GIVEN INSTRUCTION: Can you quote the records below in full, word for word?

MATERIAL SHOWN:

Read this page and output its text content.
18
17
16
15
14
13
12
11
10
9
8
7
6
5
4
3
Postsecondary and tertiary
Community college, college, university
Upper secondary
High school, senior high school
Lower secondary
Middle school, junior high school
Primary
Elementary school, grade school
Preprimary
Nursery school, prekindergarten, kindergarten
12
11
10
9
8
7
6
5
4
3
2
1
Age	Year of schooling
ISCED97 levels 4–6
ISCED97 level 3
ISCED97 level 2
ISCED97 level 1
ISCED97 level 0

EXERCISE RESPONSE:
Read this page and output its text content.
18
17
16
15
14
13
12
11
10
9
8
7
6
5
4
3
Postsecondary and tertiary
Community college, college, university
Upper secondary
High school, senior high school
Lower secondary
Middle school, junior high school
Primary
Elementary school, grade school
Preprimary
Nursery school, prekindergarten, kindergarten
12
11
10
9
8
7
6
5
4
3
2
1
Age	Year of schooling
ISCED97 levels 4–6
ISCED97 level 3
ISCED97 level 2
ISCED97 level 1
ISCED97 level 0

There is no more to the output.